DIRECTION:
Please state how many lines of the records contain the word "Höchststand". Give only the number.

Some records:
++++++++

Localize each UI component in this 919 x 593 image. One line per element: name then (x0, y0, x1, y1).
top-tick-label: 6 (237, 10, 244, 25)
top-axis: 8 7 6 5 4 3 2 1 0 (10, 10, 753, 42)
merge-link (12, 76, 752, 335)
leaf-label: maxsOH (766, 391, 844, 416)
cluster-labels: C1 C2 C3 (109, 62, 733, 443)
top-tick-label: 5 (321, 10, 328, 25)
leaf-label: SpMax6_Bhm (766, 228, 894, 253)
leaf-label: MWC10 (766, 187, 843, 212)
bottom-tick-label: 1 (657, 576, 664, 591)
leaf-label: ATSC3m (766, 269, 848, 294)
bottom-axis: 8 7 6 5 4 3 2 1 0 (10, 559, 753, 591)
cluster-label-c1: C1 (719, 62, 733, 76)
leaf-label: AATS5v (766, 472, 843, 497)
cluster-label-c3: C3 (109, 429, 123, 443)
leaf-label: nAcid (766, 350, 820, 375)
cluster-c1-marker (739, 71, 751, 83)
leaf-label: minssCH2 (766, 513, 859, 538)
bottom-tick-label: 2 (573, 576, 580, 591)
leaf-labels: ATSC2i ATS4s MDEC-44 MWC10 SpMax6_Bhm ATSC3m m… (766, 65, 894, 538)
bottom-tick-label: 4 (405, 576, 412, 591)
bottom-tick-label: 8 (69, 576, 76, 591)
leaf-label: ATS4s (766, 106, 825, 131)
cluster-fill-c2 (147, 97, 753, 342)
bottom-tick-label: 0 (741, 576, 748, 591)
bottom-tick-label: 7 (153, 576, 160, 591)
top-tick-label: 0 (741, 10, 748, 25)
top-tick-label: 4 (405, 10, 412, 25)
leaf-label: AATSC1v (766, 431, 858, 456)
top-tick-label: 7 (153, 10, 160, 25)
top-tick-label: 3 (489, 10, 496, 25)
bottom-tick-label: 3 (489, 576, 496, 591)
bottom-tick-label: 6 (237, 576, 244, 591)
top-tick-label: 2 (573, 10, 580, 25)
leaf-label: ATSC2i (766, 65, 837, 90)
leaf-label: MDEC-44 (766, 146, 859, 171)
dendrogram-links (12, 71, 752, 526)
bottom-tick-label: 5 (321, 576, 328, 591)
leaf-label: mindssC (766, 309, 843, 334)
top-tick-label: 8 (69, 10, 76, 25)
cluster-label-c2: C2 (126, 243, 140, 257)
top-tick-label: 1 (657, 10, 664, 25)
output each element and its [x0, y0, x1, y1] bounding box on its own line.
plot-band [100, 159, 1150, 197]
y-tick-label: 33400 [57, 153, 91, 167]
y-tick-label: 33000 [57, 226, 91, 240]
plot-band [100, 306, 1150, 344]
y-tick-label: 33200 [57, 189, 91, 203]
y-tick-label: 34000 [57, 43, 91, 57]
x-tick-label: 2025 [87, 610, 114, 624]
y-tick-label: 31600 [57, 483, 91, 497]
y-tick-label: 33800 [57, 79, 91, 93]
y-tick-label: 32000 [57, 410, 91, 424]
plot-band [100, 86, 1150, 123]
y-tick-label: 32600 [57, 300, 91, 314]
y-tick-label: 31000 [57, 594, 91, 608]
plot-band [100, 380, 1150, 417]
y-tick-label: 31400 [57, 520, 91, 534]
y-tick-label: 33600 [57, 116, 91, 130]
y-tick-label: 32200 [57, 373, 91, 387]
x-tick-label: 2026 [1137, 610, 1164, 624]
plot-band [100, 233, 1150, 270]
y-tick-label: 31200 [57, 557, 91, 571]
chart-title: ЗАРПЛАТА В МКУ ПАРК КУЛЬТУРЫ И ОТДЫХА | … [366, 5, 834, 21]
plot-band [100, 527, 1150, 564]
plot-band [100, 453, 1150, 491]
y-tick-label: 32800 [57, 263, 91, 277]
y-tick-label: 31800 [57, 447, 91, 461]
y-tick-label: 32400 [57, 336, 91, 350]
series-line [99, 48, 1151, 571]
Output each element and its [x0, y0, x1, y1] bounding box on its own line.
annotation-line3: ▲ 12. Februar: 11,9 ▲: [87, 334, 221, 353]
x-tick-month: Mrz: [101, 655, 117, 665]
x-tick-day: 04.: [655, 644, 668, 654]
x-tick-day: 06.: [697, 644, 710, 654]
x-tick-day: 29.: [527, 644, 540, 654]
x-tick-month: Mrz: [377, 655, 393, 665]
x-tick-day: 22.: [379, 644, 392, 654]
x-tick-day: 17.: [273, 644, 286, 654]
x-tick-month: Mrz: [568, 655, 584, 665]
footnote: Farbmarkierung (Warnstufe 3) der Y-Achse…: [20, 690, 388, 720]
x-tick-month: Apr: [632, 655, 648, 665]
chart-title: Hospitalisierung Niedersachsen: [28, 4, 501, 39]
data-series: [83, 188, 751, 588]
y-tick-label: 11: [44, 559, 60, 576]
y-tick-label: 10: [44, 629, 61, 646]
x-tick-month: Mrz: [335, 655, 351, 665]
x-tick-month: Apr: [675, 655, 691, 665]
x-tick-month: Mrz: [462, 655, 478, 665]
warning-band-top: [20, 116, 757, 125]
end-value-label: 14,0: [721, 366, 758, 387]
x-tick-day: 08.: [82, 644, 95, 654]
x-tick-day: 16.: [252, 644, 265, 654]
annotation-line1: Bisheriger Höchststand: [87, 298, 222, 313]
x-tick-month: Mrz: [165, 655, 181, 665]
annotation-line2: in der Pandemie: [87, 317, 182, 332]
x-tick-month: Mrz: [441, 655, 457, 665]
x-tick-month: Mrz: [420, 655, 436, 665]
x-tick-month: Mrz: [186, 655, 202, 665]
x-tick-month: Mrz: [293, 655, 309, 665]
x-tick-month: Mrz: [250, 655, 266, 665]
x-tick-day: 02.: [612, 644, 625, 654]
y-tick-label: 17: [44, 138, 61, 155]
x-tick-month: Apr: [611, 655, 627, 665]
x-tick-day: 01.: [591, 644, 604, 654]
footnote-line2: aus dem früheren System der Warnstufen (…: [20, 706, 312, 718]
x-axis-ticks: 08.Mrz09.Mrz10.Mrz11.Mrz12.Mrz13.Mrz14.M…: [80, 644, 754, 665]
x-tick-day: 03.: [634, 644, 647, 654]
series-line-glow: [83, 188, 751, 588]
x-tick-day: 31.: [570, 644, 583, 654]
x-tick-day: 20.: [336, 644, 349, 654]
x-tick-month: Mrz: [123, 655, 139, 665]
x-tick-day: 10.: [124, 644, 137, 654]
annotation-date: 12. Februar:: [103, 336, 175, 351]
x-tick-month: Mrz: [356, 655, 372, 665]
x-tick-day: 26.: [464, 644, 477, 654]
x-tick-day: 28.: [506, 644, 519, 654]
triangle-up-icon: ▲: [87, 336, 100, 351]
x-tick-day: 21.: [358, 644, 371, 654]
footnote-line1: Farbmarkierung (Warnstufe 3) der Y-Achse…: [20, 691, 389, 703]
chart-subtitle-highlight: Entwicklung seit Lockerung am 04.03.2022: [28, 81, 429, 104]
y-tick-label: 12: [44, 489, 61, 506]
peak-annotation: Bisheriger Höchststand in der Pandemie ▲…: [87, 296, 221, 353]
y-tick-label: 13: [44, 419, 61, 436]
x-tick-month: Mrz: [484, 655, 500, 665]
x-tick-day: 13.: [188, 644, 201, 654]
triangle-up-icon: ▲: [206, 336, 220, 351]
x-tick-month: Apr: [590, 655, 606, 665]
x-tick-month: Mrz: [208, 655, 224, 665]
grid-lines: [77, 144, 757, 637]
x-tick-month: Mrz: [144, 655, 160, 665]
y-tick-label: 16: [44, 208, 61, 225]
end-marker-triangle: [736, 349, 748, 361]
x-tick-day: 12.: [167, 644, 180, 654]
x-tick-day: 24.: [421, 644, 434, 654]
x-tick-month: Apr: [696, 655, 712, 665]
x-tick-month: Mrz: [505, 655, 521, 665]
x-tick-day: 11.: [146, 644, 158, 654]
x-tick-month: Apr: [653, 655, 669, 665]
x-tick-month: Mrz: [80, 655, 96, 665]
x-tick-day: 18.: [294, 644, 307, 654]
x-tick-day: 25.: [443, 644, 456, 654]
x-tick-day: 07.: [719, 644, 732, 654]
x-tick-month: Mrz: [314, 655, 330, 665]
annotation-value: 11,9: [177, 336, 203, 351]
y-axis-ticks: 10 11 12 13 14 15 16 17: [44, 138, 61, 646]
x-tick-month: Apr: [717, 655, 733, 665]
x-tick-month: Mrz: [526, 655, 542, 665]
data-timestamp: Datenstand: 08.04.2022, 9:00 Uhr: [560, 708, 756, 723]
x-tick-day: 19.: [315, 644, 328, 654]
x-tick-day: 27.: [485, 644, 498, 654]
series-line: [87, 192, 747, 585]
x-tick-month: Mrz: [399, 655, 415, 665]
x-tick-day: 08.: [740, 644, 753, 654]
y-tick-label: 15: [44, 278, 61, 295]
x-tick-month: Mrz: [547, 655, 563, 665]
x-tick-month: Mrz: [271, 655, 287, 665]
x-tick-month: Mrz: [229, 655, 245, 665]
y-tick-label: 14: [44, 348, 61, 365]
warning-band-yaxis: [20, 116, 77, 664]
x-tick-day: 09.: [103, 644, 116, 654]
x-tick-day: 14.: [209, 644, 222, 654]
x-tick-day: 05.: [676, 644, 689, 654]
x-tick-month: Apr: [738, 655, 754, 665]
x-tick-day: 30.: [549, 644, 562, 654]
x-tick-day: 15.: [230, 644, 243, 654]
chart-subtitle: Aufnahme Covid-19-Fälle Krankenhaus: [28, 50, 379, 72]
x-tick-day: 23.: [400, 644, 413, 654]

++++++++

EXERCISE OUTPUT:
2